» **The exercise**:
Repeat the whole listing exactly as written.

» **Records supplied**:
* * * * *
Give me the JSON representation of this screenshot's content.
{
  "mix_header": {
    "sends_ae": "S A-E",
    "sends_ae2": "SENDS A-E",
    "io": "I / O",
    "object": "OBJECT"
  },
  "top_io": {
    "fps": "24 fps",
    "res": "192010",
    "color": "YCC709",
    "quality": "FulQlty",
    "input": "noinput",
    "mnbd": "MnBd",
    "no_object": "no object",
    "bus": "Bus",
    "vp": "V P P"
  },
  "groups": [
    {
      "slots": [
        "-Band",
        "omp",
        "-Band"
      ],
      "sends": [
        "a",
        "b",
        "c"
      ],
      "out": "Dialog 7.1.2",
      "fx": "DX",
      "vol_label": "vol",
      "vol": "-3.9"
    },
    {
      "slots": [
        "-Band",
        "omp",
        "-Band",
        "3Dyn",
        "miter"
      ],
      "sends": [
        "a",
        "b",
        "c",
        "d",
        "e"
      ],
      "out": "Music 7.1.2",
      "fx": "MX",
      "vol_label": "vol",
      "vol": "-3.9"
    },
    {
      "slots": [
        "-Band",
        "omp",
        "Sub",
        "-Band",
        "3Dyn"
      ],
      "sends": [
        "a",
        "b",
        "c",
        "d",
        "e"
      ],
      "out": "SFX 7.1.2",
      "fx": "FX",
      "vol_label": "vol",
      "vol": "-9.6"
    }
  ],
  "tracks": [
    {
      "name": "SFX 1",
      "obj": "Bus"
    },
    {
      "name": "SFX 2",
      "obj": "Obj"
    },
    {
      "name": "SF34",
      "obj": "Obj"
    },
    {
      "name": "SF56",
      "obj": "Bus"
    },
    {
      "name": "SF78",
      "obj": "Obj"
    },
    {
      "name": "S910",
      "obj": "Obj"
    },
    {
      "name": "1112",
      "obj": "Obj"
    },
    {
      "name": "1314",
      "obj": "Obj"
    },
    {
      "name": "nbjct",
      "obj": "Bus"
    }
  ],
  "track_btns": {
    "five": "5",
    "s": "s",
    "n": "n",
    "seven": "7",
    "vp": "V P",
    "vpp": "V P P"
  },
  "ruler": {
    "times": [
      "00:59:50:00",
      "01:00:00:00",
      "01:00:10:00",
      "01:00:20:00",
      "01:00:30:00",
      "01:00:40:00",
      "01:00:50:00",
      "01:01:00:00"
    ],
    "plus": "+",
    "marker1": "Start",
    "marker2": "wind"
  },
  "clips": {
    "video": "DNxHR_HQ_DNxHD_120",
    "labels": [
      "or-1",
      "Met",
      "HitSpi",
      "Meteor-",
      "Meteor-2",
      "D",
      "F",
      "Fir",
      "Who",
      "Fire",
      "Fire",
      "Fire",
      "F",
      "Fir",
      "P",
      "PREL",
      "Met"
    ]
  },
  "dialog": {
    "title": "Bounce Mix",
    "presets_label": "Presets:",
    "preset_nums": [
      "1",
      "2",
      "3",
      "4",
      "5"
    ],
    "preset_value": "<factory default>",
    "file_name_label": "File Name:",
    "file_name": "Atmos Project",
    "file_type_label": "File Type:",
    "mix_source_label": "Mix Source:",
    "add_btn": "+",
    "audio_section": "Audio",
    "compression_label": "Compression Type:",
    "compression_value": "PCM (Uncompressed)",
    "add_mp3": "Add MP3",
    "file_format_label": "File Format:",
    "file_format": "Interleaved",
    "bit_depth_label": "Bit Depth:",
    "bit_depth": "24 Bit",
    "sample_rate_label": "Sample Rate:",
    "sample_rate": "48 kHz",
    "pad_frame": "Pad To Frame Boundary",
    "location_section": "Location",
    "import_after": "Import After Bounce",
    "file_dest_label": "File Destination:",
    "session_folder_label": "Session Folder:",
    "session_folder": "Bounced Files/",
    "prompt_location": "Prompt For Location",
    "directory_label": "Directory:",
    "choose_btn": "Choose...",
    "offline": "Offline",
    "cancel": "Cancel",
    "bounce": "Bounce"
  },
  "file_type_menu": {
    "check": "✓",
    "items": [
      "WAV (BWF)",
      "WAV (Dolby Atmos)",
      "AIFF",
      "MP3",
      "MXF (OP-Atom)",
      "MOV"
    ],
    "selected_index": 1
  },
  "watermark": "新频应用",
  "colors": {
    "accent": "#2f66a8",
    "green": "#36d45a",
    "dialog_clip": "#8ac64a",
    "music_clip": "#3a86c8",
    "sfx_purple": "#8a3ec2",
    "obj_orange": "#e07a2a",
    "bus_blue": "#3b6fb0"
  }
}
* * * * *
» **Result**:
Give me the JSON representation of this screenshot's content.
{
  "mix_header": {
    "sends_ae": "S A-E",
    "sends_ae2": "SENDS A-E",
    "io": "I / O",
    "object": "OBJECT"
  },
  "top_io": {
    "fps": "24 fps",
    "res": "192010",
    "color": "YCC709",
    "quality": "FulQlty",
    "input": "noinput",
    "mnbd": "MnBd",
    "no_object": "no object",
    "bus": "Bus",
    "vp": "V P P"
  },
  "groups": [
    {
      "slots": [
        "-Band",
        "omp",
        "-Band"
      ],
      "sends": [
        "a",
        "b",
        "c"
      ],
      "out": "Dialog 7.1.2",
      "fx": "DX",
      "vol_label": "vol",
      "vol": "-3.9"
    },
    {
      "slots": [
        "-Band",
        "omp",
        "-Band",
        "3Dyn",
        "miter"
      ],
      "sends": [
        "a",
        "b",
        "c",
        "d",
        "e"
      ],
      "out": "Music 7.1.2",
      "fx": "MX",
      "vol_label": "vol",
      "vol": "-3.9"
    },
    {
      "slots": [
        "-Band",
        "omp",
        "Sub",
        "-Band",
        "3Dyn"
      ],
      "sends": [
        "a",
        "b",
        "c",
        "d",
        "e"
      ],
      "out": "SFX 7.1.2",
      "fx": "FX",
      "vol_label": "vol",
      "vol": "-9.6"
    }
  ],
  "tracks": [
    {
      "name": "SFX 1",
      "obj": "Bus"
    },
    {
      "name": "SFX 2",
      "obj": "Obj"
    },
    {
      "name": "SF34",
      "obj": "Obj"
    },
    {
      "name": "SF56",
      "obj": "Bus"
    },
    {
      "name": "SF78",
      "obj": "Obj"
    },
    {
      "name": "S910",
      "obj": "Obj"
    },
    {
      "name": "1112",
      "obj": "Obj"
    },
    {
      "name": "1314",
      "obj": "Obj"
    },
    {
      "name": "nbjct",
      "obj": "Bus"
    }
  ],
  "track_btns": {
    "five": "5",
    "s": "s",
    "n": "n",
    "seven": "7",
    "vp": "V P",
    "vpp": "V P P"
  },
  "ruler": {
    "times": [
      "00:59:50:00",
      "01:00:00:00",
      "01:00:10:00",
      "01:00:20:00",
      "01:00:30:00",
      "01:00:40:00",
      "01:00:50:00",
      "01:01:00:00"
    ],
    "plus": "+",
    "marker1": "Start",
    "marker2": "wind"
  },
  "clips": {
    "video": "DNxHR_HQ_DNxHD_120",
    "labels": [
      "or-1",
      "Met",
      "HitSpi",
      "Meteor-",
      "Meteor-2",
      "D",
      "F",
      "Fir",
      "Who",
      "Fire",
      "Fire",
      "Fire",
      "F",
      "Fir",
      "P",
      "PREL",
      "Met"
    ]
  },
  "dialog": {
    "title": "Bounce Mix",
    "presets_label": "Presets:",
    "preset_nums": [
      "1",
      "2",
      "3",
      "4",
      "5"
    ],
    "preset_value": "<factory default>",
    "file_name_label": "File Name:",
    "file_name": "Atmos Project",
    "file_type_label": "File Type:",
    "mix_source_label": "Mix Source:",
    "add_btn": "+",
    "audio_section": "Audio",
    "compression_label": "Compression Type:",
    "compression_value": "PCM (Uncompressed)",
    "add_mp3": "Add MP3",
    "file_format_label": "File Format:",
    "file_format": "Interleaved",
    "bit_depth_label": "Bit Depth:",
    "bit_depth": "24 Bit",
    "sample_rate_label": "Sample Rate:",
    "sample_rate": "48 kHz",
    "pad_frame": "Pad To Frame Boundary",
    "location_section": "Location",
    "import_after": "Import After Bounce",
    "file_dest_label": "File Destination:",
    "session_folder_label": "Session Folder:",
    "session_folder": "Bounced Files/",
    "prompt_location": "Prompt For Location",
    "directory_label": "Directory:",
    "choose_btn": "Choose...",
    "offline": "Offline",
    "cancel": "Cancel",
    "bounce": "Bounce"
  },
  "file_type_menu": {
    "check": "✓",
    "items": [
      "WAV (BWF)",
      "WAV (Dolby Atmos)",
      "AIFF",
      "MP3",
      "MXF (OP-Atom)",
      "MOV"
    ],
    "selected_index": 1
  },
  "watermark": "新频应用",
  "colors": {
    "accent": "#2f66a8",
    "green": "#36d45a",
    "dialog_clip": "#8ac64a",
    "music_clip": "#3a86c8",
    "sfx_purple": "#8a3ec2",
    "obj_orange": "#e07a2a",
    "bus_blue": "#3b6fb0"
  }
}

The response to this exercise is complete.